--- Data to process Enclosed Below ---
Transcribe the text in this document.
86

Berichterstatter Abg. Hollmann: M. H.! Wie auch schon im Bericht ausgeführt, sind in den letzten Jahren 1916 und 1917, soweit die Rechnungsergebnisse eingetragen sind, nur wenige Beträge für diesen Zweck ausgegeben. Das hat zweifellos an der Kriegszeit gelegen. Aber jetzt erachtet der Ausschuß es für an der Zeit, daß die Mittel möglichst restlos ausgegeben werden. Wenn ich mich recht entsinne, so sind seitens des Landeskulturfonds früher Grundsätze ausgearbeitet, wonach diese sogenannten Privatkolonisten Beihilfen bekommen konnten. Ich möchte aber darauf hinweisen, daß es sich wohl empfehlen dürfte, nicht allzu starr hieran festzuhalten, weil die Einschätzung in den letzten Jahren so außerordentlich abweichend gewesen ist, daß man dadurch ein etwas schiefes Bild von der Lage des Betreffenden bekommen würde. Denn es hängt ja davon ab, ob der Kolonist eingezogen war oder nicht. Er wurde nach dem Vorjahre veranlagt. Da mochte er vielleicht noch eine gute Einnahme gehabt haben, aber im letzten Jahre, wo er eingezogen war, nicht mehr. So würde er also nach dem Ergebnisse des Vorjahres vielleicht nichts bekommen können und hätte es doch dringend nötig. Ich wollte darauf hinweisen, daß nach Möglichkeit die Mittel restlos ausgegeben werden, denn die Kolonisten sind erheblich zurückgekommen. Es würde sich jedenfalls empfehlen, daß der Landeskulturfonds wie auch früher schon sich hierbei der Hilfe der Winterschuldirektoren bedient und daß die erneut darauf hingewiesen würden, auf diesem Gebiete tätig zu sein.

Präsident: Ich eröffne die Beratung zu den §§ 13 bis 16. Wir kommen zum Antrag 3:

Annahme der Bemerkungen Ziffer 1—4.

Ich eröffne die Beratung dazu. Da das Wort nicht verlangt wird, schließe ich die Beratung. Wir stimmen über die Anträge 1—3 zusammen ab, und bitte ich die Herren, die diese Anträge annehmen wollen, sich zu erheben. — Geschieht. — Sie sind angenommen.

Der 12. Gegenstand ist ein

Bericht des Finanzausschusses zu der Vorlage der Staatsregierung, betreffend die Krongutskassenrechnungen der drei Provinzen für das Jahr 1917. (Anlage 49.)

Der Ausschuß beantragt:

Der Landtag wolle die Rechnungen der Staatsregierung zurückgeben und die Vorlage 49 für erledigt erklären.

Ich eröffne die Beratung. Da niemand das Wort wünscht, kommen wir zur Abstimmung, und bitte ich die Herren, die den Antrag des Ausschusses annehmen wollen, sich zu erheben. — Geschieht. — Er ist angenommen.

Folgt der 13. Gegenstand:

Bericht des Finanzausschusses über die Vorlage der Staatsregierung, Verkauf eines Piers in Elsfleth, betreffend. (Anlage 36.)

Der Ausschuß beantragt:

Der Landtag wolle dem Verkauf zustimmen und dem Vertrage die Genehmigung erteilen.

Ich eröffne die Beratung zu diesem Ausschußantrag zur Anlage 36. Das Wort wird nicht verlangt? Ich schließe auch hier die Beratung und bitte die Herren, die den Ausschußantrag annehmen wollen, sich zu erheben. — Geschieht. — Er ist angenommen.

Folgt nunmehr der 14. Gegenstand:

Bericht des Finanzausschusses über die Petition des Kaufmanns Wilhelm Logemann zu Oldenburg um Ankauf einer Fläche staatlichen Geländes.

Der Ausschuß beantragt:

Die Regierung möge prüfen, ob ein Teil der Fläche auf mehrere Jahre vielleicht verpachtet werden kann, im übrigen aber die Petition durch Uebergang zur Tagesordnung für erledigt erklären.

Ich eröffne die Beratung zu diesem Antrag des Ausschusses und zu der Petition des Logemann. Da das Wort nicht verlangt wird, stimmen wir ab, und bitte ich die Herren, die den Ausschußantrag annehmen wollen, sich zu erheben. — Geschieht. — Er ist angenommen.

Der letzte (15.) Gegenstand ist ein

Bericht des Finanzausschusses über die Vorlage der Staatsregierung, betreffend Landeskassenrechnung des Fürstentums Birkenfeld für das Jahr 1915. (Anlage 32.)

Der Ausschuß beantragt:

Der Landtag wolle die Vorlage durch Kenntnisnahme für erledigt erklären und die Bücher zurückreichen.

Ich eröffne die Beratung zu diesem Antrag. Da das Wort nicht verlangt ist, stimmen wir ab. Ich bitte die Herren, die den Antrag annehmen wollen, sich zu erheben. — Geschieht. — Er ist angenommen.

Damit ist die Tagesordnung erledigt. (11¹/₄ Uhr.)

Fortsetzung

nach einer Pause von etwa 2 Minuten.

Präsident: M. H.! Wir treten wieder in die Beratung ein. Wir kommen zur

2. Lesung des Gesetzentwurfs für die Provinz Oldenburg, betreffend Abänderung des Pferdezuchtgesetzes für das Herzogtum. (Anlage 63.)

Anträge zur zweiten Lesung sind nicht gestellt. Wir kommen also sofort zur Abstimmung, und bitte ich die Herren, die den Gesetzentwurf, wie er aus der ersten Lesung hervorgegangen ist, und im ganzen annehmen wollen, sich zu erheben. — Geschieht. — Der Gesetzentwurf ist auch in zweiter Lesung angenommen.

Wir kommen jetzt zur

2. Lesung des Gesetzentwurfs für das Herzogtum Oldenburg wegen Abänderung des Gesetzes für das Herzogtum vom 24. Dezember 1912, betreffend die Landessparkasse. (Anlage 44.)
--- End of Enclosed Data to process ---
> Instructions for the task
With nothing added or left out, print the data again.

> Written answer
Transcribe the text in this document.
86

Berichterstatter Abg. Hollmann: M. H.! Wie auch schon im Bericht ausgeführt, sind in den letzten Jahren 1916 und 1917, soweit die Rechnungsergebnisse eingetragen sind, nur wenige Beträge für diesen Zweck ausgegeben. Das hat zweifellos an der Kriegszeit gelegen. Aber jetzt erachtet der Ausschuß es für an der Zeit, daß die Mittel möglichst restlos ausgegeben werden. Wenn ich mich recht entsinne, so sind seitens des Landeskulturfonds früher Grundsätze ausgearbeitet, wonach diese sogenannten Privatkolonisten Beihilfen bekommen konnten. Ich möchte aber darauf hinweisen, daß es sich wohl empfehlen dürfte, nicht allzu starr hieran festzuhalten, weil die Einschätzung in den letzten Jahren so außerordentlich abweichend gewesen ist, daß man dadurch ein etwas schiefes Bild von der Lage des Betreffenden bekommen würde. Denn es hängt ja davon ab, ob der Kolonist eingezogen war oder nicht. Er wurde nach dem Vorjahre veranlagt. Da mochte er vielleicht noch eine gute Einnahme gehabt haben, aber im letzten Jahre, wo er eingezogen war, nicht mehr. So würde er also nach dem Ergebnisse des Vorjahres vielleicht nichts bekommen können und hätte es doch dringend nötig. Ich wollte darauf hinweisen, daß nach Möglichkeit die Mittel restlos ausgegeben werden, denn die Kolonisten sind erheblich zurückgekommen. Es würde sich jedenfalls empfehlen, daß der Landeskulturfonds wie auch früher schon sich hierbei der Hilfe der Winterschuldirektoren bedient und daß die erneut darauf hingewiesen würden, auf diesem Gebiete tätig zu sein.

Präsident: Ich eröffne die Beratung zu den §§ 13 bis 16. Wir kommen zum Antrag 3:

Annahme der Bemerkungen Ziffer 1—4.

Ich eröffne die Beratung dazu. Da das Wort nicht verlangt wird, schließe ich die Beratung. Wir stimmen über die Anträge 1—3 zusammen ab, und bitte ich die Herren, die diese Anträge annehmen wollen, sich zu erheben. — Geschieht. — Sie sind angenommen.

Der 12. Gegenstand ist ein

Bericht des Finanzausschusses zu der Vorlage der Staatsregierung, betreffend die Krongutskassenrechnungen der drei Provinzen für das Jahr 1917. (Anlage 49.)

Der Ausschuß beantragt:

Der Landtag wolle die Rechnungen der Staatsregierung zurückgeben und die Vorlage 49 für erledigt erklären.

Ich eröffne die Beratung. Da niemand das Wort wünscht, kommen wir zur Abstimmung, und bitte ich die Herren, die den Antrag des Ausschusses annehmen wollen, sich zu erheben. — Geschieht. — Er ist angenommen.

Folgt der 13. Gegenstand:

Bericht des Finanzausschusses über die Vorlage der Staatsregierung, Verkauf eines Piers in Elsfleth, betreffend. (Anlage 36.)

Der Ausschuß beantragt:

Der Landtag wolle dem Verkauf zustimmen und dem Vertrage die Genehmigung erteilen.

Ich eröffne die Beratung zu diesem Ausschußantrag zur Anlage 36. Das Wort wird nicht verlangt? Ich schließe auch hier die Beratung und bitte die Herren, die den Ausschußantrag annehmen wollen, sich zu erheben. — Geschieht. — Er ist angenommen.

Folgt nunmehr der 14. Gegenstand:

Bericht des Finanzausschusses über die Petition des Kaufmanns Wilhelm Logemann zu Oldenburg um Ankauf einer Fläche staatlichen Geländes.

Der Ausschuß beantragt:

Die Regierung möge prüfen, ob ein Teil der Fläche auf mehrere Jahre vielleicht verpachtet werden kann, im übrigen aber die Petition durch Uebergang zur Tagesordnung für erledigt erklären.

Ich eröffne die Beratung zu diesem Antrag des Ausschusses und zu der Petition des Logemann. Da das Wort nicht verlangt wird, stimmen wir ab, und bitte ich die Herren, die den Ausschußantrag annehmen wollen, sich zu erheben. — Geschieht. — Er ist angenommen.

Der letzte (15.) Gegenstand ist ein

Bericht des Finanzausschusses über die Vorlage der Staatsregierung, betreffend Landeskassenrechnung des Fürstentums Birkenfeld für das Jahr 1915. (Anlage 32.)

Der Ausschuß beantragt:

Der Landtag wolle die Vorlage durch Kenntnisnahme für erledigt erklären und die Bücher zurückreichen.

Ich eröffne die Beratung zu diesem Antrag. Da das Wort nicht verlangt ist, stimmen wir ab. Ich bitte die Herren, die den Antrag annehmen wollen, sich zu erheben. — Geschieht. — Er ist angenommen.

Damit ist die Tagesordnung erledigt. (11¹/₄ Uhr.)

Fortsetzung

nach einer Pause von etwa 2 Minuten.

Präsident: M. H.! Wir treten wieder in die Beratung ein. Wir kommen zur

2. Lesung des Gesetzentwurfs für die Provinz Oldenburg, betreffend Abänderung des Pferdezuchtgesetzes für das Herzogtum. (Anlage 63.)

Anträge zur zweiten Lesung sind nicht gestellt. Wir kommen also sofort zur Abstimmung, und bitte ich die Herren, die den Gesetzentwurf, wie er aus der ersten Lesung hervorgegangen ist, und im ganzen annehmen wollen, sich zu erheben. — Geschieht. — Der Gesetzentwurf ist auch in zweiter Lesung angenommen.

Wir kommen jetzt zur

2. Lesung des Gesetzentwurfs für das Herzogtum Oldenburg wegen Abänderung des Gesetzes für das Herzogtum vom 24. Dezember 1912, betreffend die Landessparkasse. (Anlage 44.)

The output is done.